### [YOUR OBJECTIVE]
Give back the entire listing verbatim.

-- begin --

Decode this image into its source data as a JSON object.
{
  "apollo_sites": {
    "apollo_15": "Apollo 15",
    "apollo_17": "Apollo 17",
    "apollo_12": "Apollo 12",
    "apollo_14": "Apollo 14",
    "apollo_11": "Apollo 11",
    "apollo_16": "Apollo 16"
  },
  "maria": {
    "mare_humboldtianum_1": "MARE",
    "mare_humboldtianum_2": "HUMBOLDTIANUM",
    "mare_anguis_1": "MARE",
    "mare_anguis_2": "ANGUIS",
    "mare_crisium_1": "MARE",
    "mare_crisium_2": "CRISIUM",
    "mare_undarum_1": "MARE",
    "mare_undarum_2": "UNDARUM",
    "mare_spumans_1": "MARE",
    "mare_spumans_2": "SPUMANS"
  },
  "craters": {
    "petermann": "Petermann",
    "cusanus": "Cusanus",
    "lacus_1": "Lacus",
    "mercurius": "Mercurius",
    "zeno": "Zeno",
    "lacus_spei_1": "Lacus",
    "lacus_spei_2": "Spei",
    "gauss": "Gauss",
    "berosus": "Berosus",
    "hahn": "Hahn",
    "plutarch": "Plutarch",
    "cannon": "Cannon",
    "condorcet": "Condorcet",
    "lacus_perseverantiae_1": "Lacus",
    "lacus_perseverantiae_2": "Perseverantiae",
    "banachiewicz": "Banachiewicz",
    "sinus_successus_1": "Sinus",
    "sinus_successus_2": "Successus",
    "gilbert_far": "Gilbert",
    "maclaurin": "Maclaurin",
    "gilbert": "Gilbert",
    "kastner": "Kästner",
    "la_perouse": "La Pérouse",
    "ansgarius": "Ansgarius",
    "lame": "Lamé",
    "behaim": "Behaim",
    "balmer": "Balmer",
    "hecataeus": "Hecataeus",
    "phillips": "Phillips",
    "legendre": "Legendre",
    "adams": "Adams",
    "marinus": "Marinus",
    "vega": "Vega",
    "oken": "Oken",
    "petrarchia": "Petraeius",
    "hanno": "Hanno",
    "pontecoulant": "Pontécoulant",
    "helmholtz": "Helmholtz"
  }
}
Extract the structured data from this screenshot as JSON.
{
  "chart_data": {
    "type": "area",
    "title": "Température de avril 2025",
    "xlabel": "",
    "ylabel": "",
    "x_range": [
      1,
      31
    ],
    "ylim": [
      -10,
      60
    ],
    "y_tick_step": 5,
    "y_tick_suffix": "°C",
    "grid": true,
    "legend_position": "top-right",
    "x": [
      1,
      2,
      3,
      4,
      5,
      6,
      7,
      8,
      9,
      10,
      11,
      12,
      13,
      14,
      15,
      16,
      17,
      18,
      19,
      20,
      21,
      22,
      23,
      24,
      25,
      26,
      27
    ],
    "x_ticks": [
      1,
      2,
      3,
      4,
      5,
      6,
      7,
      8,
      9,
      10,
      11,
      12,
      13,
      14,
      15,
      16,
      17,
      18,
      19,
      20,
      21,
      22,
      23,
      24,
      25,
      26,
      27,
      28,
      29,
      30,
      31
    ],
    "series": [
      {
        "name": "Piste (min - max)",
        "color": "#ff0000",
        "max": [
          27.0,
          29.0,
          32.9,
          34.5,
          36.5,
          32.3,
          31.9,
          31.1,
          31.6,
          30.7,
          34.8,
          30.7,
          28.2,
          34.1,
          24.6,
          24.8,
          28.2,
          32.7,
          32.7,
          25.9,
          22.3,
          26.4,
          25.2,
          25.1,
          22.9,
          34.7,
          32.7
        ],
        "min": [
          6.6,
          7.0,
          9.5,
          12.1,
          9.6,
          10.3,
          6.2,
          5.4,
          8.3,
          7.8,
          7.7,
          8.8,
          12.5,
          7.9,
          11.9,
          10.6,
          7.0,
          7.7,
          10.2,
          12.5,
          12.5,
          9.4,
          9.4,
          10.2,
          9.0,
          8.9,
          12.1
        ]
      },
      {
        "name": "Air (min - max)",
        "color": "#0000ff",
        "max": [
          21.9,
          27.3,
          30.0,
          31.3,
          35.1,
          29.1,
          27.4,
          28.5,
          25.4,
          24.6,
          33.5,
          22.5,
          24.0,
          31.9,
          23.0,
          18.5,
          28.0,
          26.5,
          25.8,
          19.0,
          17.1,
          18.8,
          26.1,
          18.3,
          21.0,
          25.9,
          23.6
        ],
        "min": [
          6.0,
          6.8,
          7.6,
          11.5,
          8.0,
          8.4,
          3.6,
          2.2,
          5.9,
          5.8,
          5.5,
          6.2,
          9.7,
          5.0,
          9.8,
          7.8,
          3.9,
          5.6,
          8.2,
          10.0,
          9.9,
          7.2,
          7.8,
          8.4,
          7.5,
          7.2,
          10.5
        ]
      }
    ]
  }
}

-- end --

### [FINAL ANSWER]
Decode this image into its source data as a JSON object.
{
  "apollo_sites": {
    "apollo_15": "Apollo 15",
    "apollo_17": "Apollo 17",
    "apollo_12": "Apollo 12",
    "apollo_14": "Apollo 14",
    "apollo_11": "Apollo 11",
    "apollo_16": "Apollo 16"
  },
  "maria": {
    "mare_humboldtianum_1": "MARE",
    "mare_humboldtianum_2": "HUMBOLDTIANUM",
    "mare_anguis_1": "MARE",
    "mare_anguis_2": "ANGUIS",
    "mare_crisium_1": "MARE",
    "mare_crisium_2": "CRISIUM",
    "mare_undarum_1": "MARE",
    "mare_undarum_2": "UNDARUM",
    "mare_spumans_1": "MARE",
    "mare_spumans_2": "SPUMANS"
  },
  "craters": {
    "petermann": "Petermann",
    "cusanus": "Cusanus",
    "lacus_1": "Lacus",
    "mercurius": "Mercurius",
    "zeno": "Zeno",
    "lacus_spei_1": "Lacus",
    "lacus_spei_2": "Spei",
    "gauss": "Gauss",
    "berosus": "Berosus",
    "hahn": "Hahn",
    "plutarch": "Plutarch",
    "cannon": "Cannon",
    "condorcet": "Condorcet",
    "lacus_perseverantiae_1": "Lacus",
    "lacus_perseverantiae_2": "Perseverantiae",
    "banachiewicz": "Banachiewicz",
    "sinus_successus_1": "Sinus",
    "sinus_successus_2": "Successus",
    "gilbert_far": "Gilbert",
    "maclaurin": "Maclaurin",
    "gilbert": "Gilbert",
    "kastner": "Kästner",
    "la_perouse": "La Pérouse",
    "ansgarius": "Ansgarius",
    "lame": "Lamé",
    "behaim": "Behaim",
    "balmer": "Balmer",
    "hecataeus": "Hecataeus",
    "phillips": "Phillips",
    "legendre": "Legendre",
    "adams": "Adams",
    "marinus": "Marinus",
    "vega": "Vega",
    "oken": "Oken",
    "petrarchia": "Petraeius",
    "hanno": "Hanno",
    "pontecoulant": "Pontécoulant",
    "helmholtz": "Helmholtz"
  }
}
Extract the structured data from this screenshot as JSON.
{
  "chart_data": {
    "type": "area",
    "title": "Température de avril 2025",
    "xlabel": "",
    "ylabel": "",
    "x_range": [
      1,
      31
    ],
    "ylim": [
      -10,
      60
    ],
    "y_tick_step": 5,
    "y_tick_suffix": "°C",
    "grid": true,
    "legend_position": "top-right",
    "x": [
      1,
      2,
      3,
      4,
      5,
      6,
      7,
      8,
      9,
      10,
      11,
      12,
      13,
      14,
      15,
      16,
      17,
      18,
      19,
      20,
      21,
      22,
      23,
      24,
      25,
      26,
      27
    ],
    "x_ticks": [
      1,
      2,
      3,
      4,
      5,
      6,
      7,
      8,
      9,
      10,
      11,
      12,
      13,
      14,
      15,
      16,
      17,
      18,
      19,
      20,
      21,
      22,
      23,
      24,
      25,
      26,
      27,
      28,
      29,
      30,
      31
    ],
    "series": [
      {
        "name": "Piste (min - max)",
        "color": "#ff0000",
        "max": [
          27.0,
          29.0,
          32.9,
          34.5,
          36.5,
          32.3,
          31.9,
          31.1,
          31.6,
          30.7,
          34.8,
          30.7,
          28.2,
          34.1,
          24.6,
          24.8,
          28.2,
          32.7,
          32.7,
          25.9,
          22.3,
          26.4,
          25.2,
          25.1,
          22.9,
          34.7,
          32.7
        ],
        "min": [
          6.6,
          7.0,
          9.5,
          12.1,
          9.6,
          10.3,
          6.2,
          5.4,
          8.3,
          7.8,
          7.7,
          8.8,
          12.5,
          7.9,
          11.9,
          10.6,
          7.0,
          7.7,
          10.2,
          12.5,
          12.5,
          9.4,
          9.4,
          10.2,
          9.0,
          8.9,
          12.1
        ]
      },
      {
        "name": "Air (min - max)",
        "color": "#0000ff",
        "max": [
          21.9,
          27.3,
          30.0,
          31.3,
          35.1,
          29.1,
          27.4,
          28.5,
          25.4,
          24.6,
          33.5,
          22.5,
          24.0,
          31.9,
          23.0,
          18.5,
          28.0,
          26.5,
          25.8,
          19.0,
          17.1,
          18.8,
          26.1,
          18.3,
          21.0,
          25.9,
          23.6
        ],
        "min": [
          6.0,
          6.8,
          7.6,
          11.5,
          8.0,
          8.4,
          3.6,
          2.2,
          5.9,
          5.8,
          5.5,
          6.2,
          9.7,
          5.0,
          9.8,
          7.8,
          3.9,
          5.6,
          8.2,
          10.0,
          9.9,
          7.2,
          7.8,
          8.4,
          7.5,
          7.2,
          10.5
        ]
      }
    ]
  }
}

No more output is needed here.